__DIRECTION__
Send back the entries below exactly as they appear.

Collected data
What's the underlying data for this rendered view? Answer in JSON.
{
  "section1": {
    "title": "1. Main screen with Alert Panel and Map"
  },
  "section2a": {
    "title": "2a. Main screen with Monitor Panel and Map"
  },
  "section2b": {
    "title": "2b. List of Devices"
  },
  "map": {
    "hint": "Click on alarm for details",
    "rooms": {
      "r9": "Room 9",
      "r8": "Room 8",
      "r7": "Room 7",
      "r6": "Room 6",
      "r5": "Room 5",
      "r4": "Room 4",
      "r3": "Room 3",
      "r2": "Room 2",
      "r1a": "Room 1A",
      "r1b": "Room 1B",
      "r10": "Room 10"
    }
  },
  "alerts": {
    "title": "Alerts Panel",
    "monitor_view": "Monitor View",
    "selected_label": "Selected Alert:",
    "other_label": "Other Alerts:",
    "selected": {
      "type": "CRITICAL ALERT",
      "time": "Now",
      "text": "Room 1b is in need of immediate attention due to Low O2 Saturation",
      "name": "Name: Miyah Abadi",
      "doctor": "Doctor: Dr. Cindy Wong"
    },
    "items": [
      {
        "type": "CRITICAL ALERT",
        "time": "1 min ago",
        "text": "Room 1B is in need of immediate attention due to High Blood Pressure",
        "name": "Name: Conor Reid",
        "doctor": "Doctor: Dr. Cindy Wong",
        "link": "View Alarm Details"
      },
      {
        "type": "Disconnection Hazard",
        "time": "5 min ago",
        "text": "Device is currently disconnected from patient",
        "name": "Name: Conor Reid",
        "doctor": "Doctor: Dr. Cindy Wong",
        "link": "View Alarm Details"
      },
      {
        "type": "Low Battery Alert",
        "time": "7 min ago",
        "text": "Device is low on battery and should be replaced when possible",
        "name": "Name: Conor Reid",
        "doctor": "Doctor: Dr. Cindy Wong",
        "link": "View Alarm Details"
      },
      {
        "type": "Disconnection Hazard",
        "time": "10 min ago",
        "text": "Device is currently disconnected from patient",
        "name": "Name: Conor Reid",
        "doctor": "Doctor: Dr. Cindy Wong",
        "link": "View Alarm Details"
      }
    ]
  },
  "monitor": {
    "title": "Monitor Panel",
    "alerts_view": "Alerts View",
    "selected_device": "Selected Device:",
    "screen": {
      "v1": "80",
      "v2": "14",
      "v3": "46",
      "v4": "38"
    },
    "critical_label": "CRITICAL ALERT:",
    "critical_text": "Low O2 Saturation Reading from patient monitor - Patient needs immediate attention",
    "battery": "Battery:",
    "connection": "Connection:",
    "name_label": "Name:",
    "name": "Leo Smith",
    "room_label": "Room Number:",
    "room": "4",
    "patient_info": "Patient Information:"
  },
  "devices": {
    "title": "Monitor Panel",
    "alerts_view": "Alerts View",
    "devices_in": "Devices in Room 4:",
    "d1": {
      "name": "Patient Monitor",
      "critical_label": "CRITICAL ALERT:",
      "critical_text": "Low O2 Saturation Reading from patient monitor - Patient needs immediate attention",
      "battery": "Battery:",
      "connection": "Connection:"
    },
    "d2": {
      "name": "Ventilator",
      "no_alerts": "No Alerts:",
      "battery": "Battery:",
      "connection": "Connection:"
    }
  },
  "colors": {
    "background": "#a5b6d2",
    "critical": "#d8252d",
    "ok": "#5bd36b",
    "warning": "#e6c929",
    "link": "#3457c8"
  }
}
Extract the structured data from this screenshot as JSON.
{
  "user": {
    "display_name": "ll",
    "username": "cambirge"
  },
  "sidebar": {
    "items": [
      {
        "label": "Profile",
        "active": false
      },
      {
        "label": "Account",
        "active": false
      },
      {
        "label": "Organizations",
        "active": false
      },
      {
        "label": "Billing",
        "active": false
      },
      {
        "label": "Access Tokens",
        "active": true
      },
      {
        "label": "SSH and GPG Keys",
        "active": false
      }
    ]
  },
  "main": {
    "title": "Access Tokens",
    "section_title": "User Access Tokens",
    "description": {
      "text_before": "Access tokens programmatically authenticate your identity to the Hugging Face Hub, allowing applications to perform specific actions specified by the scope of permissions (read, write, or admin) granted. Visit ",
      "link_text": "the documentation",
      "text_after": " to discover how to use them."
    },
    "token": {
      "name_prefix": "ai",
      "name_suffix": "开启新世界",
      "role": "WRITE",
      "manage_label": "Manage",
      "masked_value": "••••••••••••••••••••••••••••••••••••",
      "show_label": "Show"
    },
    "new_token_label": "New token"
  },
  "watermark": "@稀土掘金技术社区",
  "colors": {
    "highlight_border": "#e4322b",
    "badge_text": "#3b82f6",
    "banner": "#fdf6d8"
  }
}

__RESPONSE__
What's the underlying data for this rendered view? Answer in JSON.
{
  "section1": {
    "title": "1. Main screen with Alert Panel and Map"
  },
  "section2a": {
    "title": "2a. Main screen with Monitor Panel and Map"
  },
  "section2b": {
    "title": "2b. List of Devices"
  },
  "map": {
    "hint": "Click on alarm for details",
    "rooms": {
      "r9": "Room 9",
      "r8": "Room 8",
      "r7": "Room 7",
      "r6": "Room 6",
      "r5": "Room 5",
      "r4": "Room 4",
      "r3": "Room 3",
      "r2": "Room 2",
      "r1a": "Room 1A",
      "r1b": "Room 1B",
      "r10": "Room 10"
    }
  },
  "alerts": {
    "title": "Alerts Panel",
    "monitor_view": "Monitor View",
    "selected_label": "Selected Alert:",
    "other_label": "Other Alerts:",
    "selected": {
      "type": "CRITICAL ALERT",
      "time": "Now",
      "text": "Room 1b is in need of immediate attention due to Low O2 Saturation",
      "name": "Name: Miyah Abadi",
      "doctor": "Doctor: Dr. Cindy Wong"
    },
    "items": [
      {
        "type": "CRITICAL ALERT",
        "time": "1 min ago",
        "text": "Room 1B is in need of immediate attention due to High Blood Pressure",
        "name": "Name: Conor Reid",
        "doctor": "Doctor: Dr. Cindy Wong",
        "link": "View Alarm Details"
      },
      {
        "type": "Disconnection Hazard",
        "time": "5 min ago",
        "text": "Device is currently disconnected from patient",
        "name": "Name: Conor Reid",
        "doctor": "Doctor: Dr. Cindy Wong",
        "link": "View Alarm Details"
      },
      {
        "type": "Low Battery Alert",
        "time": "7 min ago",
        "text": "Device is low on battery and should be replaced when possible",
        "name": "Name: Conor Reid",
        "doctor": "Doctor: Dr. Cindy Wong",
        "link": "View Alarm Details"
      },
      {
        "type": "Disconnection Hazard",
        "time": "10 min ago",
        "text": "Device is currently disconnected from patient",
        "name": "Name: Conor Reid",
        "doctor": "Doctor: Dr. Cindy Wong",
        "link": "View Alarm Details"
      }
    ]
  },
  "monitor": {
    "title": "Monitor Panel",
    "alerts_view": "Alerts View",
    "selected_device": "Selected Device:",
    "screen": {
      "v1": "80",
      "v2": "14",
      "v3": "46",
      "v4": "38"
    },
    "critical_label": "CRITICAL ALERT:",
    "critical_text": "Low O2 Saturation Reading from patient monitor - Patient needs immediate attention",
    "battery": "Battery:",
    "connection": "Connection:",
    "name_label": "Name:",
    "name": "Leo Smith",
    "room_label": "Room Number:",
    "room": "4",
    "patient_info": "Patient Information:"
  },
  "devices": {
    "title": "Monitor Panel",
    "alerts_view": "Alerts View",
    "devices_in": "Devices in Room 4:",
    "d1": {
      "name": "Patient Monitor",
      "critical_label": "CRITICAL ALERT:",
      "critical_text": "Low O2 Saturation Reading from patient monitor - Patient needs immediate attention",
      "battery": "Battery:",
      "connection": "Connection:"
    },
    "d2": {
      "name": "Ventilator",
      "no_alerts": "No Alerts:",
      "battery": "Battery:",
      "connection": "Connection:"
    }
  },
  "colors": {
    "background": "#a5b6d2",
    "critical": "#d8252d",
    "ok": "#5bd36b",
    "warning": "#e6c929",
    "link": "#3457c8"
  }
}
Extract the structured data from this screenshot as JSON.
{
  "user": {
    "display_name": "ll",
    "username": "cambirge"
  },
  "sidebar": {
    "items": [
      {
        "label": "Profile",
        "active": false
      },
      {
        "label": "Account",
        "active": false
      },
      {
        "label": "Organizations",
        "active": false
      },
      {
        "label": "Billing",
        "active": false
      },
      {
        "label": "Access Tokens",
        "active": true
      },
      {
        "label": "SSH and GPG Keys",
        "active": false
      }
    ]
  },
  "main": {
    "title": "Access Tokens",
    "section_title": "User Access Tokens",
    "description": {
      "text_before": "Access tokens programmatically authenticate your identity to the Hugging Face Hub, allowing applications to perform specific actions specified by the scope of permissions (read, write, or admin) granted. Visit ",
      "link_text": "the documentation",
      "text_after": " to discover how to use them."
    },
    "token": {
      "name_prefix": "ai",
      "name_suffix": "开启新世界",
      "role": "WRITE",
      "manage_label": "Manage",
      "masked_value": "••••••••••••••••••••••••••••••••••••",
      "show_label": "Show"
    },
    "new_token_label": "New token"
  },
  "watermark": "@稀土掘金技术社区",
  "colors": {
    "highlight_border": "#e4322b",
    "badge_text": "#3b82f6",
    "banner": "#fdf6d8"
  }
}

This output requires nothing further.